──────── Records provided

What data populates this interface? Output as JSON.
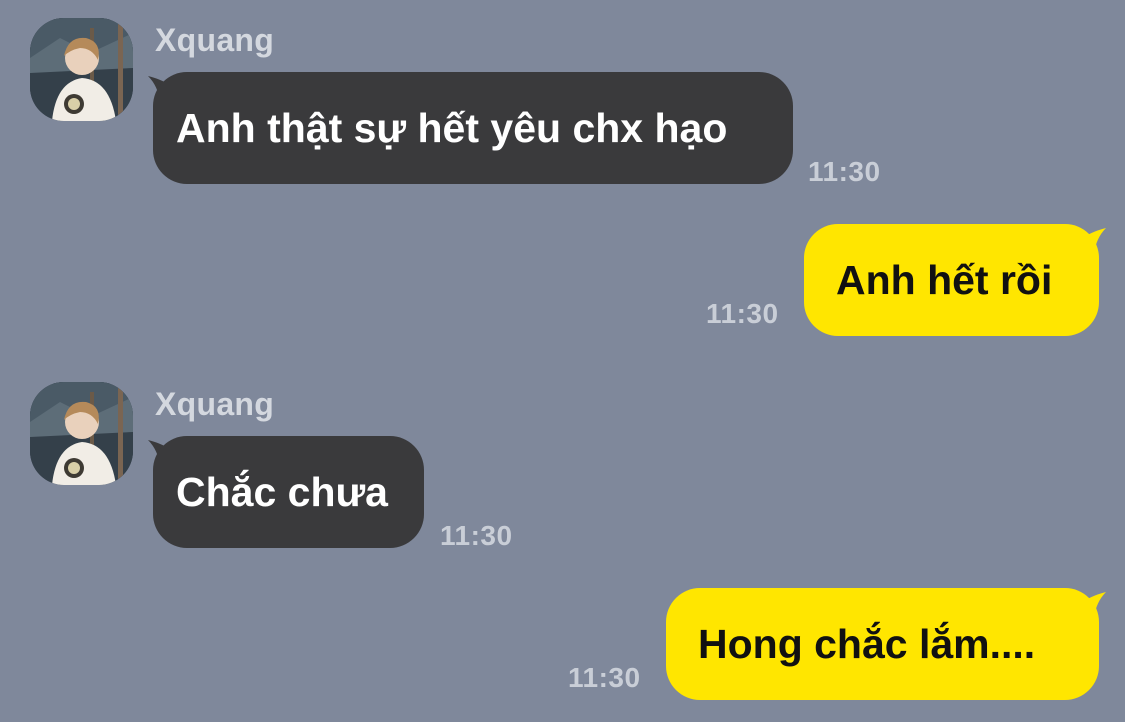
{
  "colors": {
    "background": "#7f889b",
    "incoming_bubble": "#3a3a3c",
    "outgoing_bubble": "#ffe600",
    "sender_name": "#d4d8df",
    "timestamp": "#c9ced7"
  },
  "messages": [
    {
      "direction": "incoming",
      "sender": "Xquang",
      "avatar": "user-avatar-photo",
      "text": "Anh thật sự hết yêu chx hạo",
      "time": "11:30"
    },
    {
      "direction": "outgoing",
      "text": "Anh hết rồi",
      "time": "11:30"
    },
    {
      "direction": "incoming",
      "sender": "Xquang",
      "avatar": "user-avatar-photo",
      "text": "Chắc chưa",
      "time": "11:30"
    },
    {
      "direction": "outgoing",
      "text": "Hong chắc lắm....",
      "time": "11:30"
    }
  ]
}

────────────────
──────── Records provided

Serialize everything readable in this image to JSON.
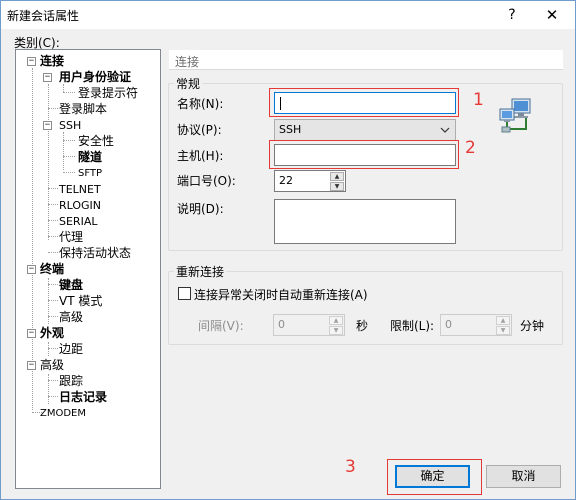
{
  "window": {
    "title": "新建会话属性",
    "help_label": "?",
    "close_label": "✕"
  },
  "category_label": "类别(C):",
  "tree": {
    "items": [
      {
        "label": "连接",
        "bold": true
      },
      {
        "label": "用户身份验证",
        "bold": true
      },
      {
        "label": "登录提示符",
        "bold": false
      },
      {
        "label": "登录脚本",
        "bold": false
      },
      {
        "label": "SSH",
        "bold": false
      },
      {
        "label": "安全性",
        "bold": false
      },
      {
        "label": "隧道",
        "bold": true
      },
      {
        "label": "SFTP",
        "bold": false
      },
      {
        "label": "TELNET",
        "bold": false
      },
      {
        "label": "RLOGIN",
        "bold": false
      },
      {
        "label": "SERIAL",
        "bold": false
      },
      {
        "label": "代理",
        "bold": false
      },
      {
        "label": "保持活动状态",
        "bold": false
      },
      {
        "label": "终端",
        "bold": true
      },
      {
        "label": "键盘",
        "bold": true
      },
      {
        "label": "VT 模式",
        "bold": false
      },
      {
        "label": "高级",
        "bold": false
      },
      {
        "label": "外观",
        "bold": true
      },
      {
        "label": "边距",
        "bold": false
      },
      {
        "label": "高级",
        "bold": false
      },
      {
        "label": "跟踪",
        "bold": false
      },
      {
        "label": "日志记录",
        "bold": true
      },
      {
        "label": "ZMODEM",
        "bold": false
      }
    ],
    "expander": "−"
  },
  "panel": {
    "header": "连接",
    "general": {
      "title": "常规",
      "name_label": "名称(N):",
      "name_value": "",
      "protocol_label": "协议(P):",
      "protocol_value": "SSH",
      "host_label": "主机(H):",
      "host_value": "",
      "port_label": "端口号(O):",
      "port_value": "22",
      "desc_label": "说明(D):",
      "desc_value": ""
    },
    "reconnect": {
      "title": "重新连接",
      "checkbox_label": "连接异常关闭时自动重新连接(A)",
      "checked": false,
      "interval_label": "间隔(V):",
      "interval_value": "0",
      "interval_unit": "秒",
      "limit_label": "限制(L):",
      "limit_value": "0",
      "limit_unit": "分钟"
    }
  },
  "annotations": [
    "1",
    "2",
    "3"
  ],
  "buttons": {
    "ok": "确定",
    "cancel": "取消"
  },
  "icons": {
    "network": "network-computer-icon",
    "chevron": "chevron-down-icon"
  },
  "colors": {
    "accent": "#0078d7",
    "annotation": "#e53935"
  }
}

────────────────

» Work to complete
Identify lines with the string "text". Copy each one.

» Exercise answer
      "text": "Anh thật sự hết yêu chx hạo",
      "text": "Anh hết rồi",
      "text": "Chắc chưa",
      "text": "Hong chắc lắm....",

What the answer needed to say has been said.